## Problem details:
Reproduce the records below in full and exactly, without their images.

(Dataset items)
---
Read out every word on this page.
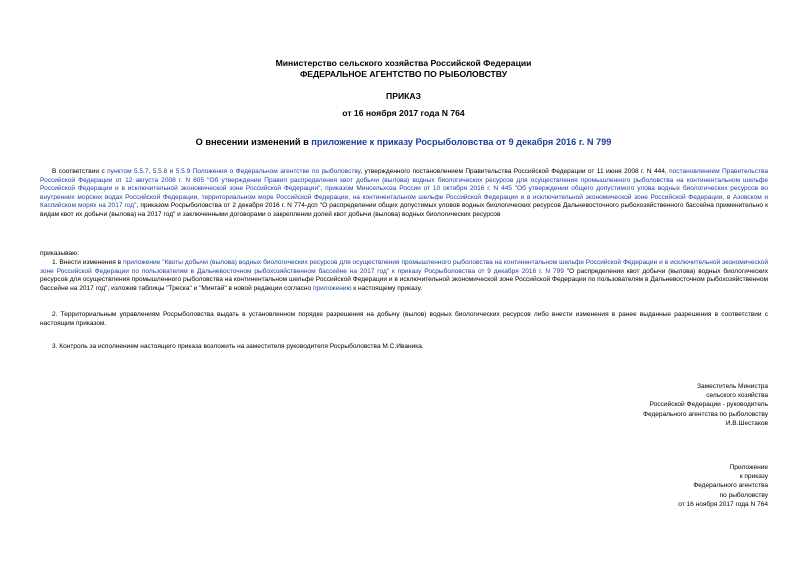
Министерство сельского хозяйства Российской Федерации
ФЕДЕРАЛЬНОЕ АГЕНТСТВО ПО РЫБОЛОВСТВУ
ПРИКАЗ
от 16 ноября 2017 года N 764
О внесении изменений в приложение к приказу Росрыболовства от 9 декабря 2016 г. N 799
В соответствии с пунктом 5.5.7, 5.5.8 и 5.5.9 Положения о Федеральном агентстве по рыболовству, утвержденного постановлением Правительства Российской Федерации от 11 июня 2008 г. N 444, постановлением Правительства Российской Федерации от 12 августа 2008 г. N 605 "Об утверждении Правил распределения квот добычи (вылова) водных биологических ресурсов для осуществления промышленного рыболовства на континентальном шельфе Российской Федерации и в исключительной экономической зоне Российской Федерации", приказом Минсельхоза России от 10 октября 2016 г. N 445 "Об утверждении общего допустимого улова водных биологических ресурсов во внутренних морских водах Российской Федерации, территориальном море Российской Федерации, на континентальном шельфе Российской Федерации и в исключительной экономической зоне Российской Федерации, в Азовском и Каспийском морях на 2017 год", приказом Росрыболовства от 2 декабря 2016 г. N 774-дсп "О распределении общих допустимых уловов водных биологических ресурсов Дальневосточного рыбохозяйственного бассейна применительно к видам квот их добычи (вылова) на 2017 год" и заключенными договорами о закреплении долей квот добычи (вылова) водных биологических ресурсов
приказываю:
1. Внести изменения в приложение "Квоты добычи (вылова) водных биологических ресурсов для осуществления промышленного рыболовства на континентальном шельфе Российской Федерации и в исключительной экономической зоне Российской Федерации по пользователям в Дальневосточном рыбохозяйственном бассейне на 2017 год" к приказу Росрыболовства от 9 декабря 2016 г. N 799 "О распределении квот добычи (вылова) водных биологических ресурсов для осуществления промышленного рыболовства на континентальном шельфе Российской Федерации и в исключительной экономической зоне Российской Федерации по пользователям в Дальневосточном рыбохозяйственном бассейне на 2017 год", изложив таблицы "Треска" и "Минтай" в новой редакции согласно приложению к настоящему приказу.
2. Территориальным управлениям Росрыболовства выдать в установленном порядке разрешения на добычу (вылов) водных биологических ресурсов либо внести изменения в ранее выданные разрешения в соответствии с настоящим приказом.
3. Контроль за исполнением настоящего приказа возложить на заместителя руководителя Росрыболовства М.С.Иваника.
Заместитель Министра
сельского хозяйства
Российской Федерации - руководитель
Федерального агентства по рыболовству
И.В.Шестаков
Приложение
к приказу
Федерального агентства
по рыболовству
от 16 ноября 2017 года N 764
---
## Task answer:
Read out every word on this page.
Министерство сельского хозяйства Российской Федерации
ФЕДЕРАЛЬНОЕ АГЕНТСТВО ПО РЫБОЛОВСТВУ
ПРИКАЗ
от 16 ноября 2017 года N 764
О внесении изменений в приложение к приказу Росрыболовства от 9 декабря 2016 г. N 799
В соответствии с пунктом 5.5.7, 5.5.8 и 5.5.9 Положения о Федеральном агентстве по рыболовству, утвержденного постановлением Правительства Российской Федерации от 11 июня 2008 г. N 444, постановлением Правительства Российской Федерации от 12 августа 2008 г. N 605 "Об утверждении Правил распределения квот добычи (вылова) водных биологических ресурсов для осуществления промышленного рыболовства на континентальном шельфе Российской Федерации и в исключительной экономической зоне Российской Федерации", приказом Минсельхоза России от 10 октября 2016 г. N 445 "Об утверждении общего допустимого улова водных биологических ресурсов во внутренних морских водах Российской Федерации, территориальном море Российской Федерации, на континентальном шельфе Российской Федерации и в исключительной экономической зоне Российской Федерации, в Азовском и Каспийском морях на 2017 год", приказом Росрыболовства от 2 декабря 2016 г. N 774-дсп "О распределении общих допустимых уловов водных биологических ресурсов Дальневосточного рыбохозяйственного бассейна применительно к видам квот их добычи (вылова) на 2017 год" и заключенными договорами о закреплении долей квот добычи (вылова) водных биологических ресурсов
приказываю:
1. Внести изменения в приложение "Квоты добычи (вылова) водных биологических ресурсов для осуществления промышленного рыболовства на континентальном шельфе Российской Федерации и в исключительной экономической зоне Российской Федерации по пользователям в Дальневосточном рыбохозяйственном бассейне на 2017 год" к приказу Росрыболовства от 9 декабря 2016 г. N 799 "О распределении квот добычи (вылова) водных биологических ресурсов для осуществления промышленного рыболовства на континентальном шельфе Российской Федерации и в исключительной экономической зоне Российской Федерации по пользователям в Дальневосточном рыбохозяйственном бассейне на 2017 год", изложив таблицы "Треска" и "Минтай" в новой редакции согласно приложению к настоящему приказу.
2. Территориальным управлениям Росрыболовства выдать в установленном порядке разрешения на добычу (вылов) водных биологических ресурсов либо внести изменения в ранее выданные разрешения в соответствии с настоящим приказом.
3. Контроль за исполнением настоящего приказа возложить на заместителя руководителя Росрыболовства М.С.Иваника.
Заместитель Министра
сельского хозяйства
Российской Федерации - руководитель
Федерального агентства по рыболовству
И.В.Шестаков
Приложение
к приказу
Федерального агентства
по рыболовству
от 16 ноября 2017 года N 764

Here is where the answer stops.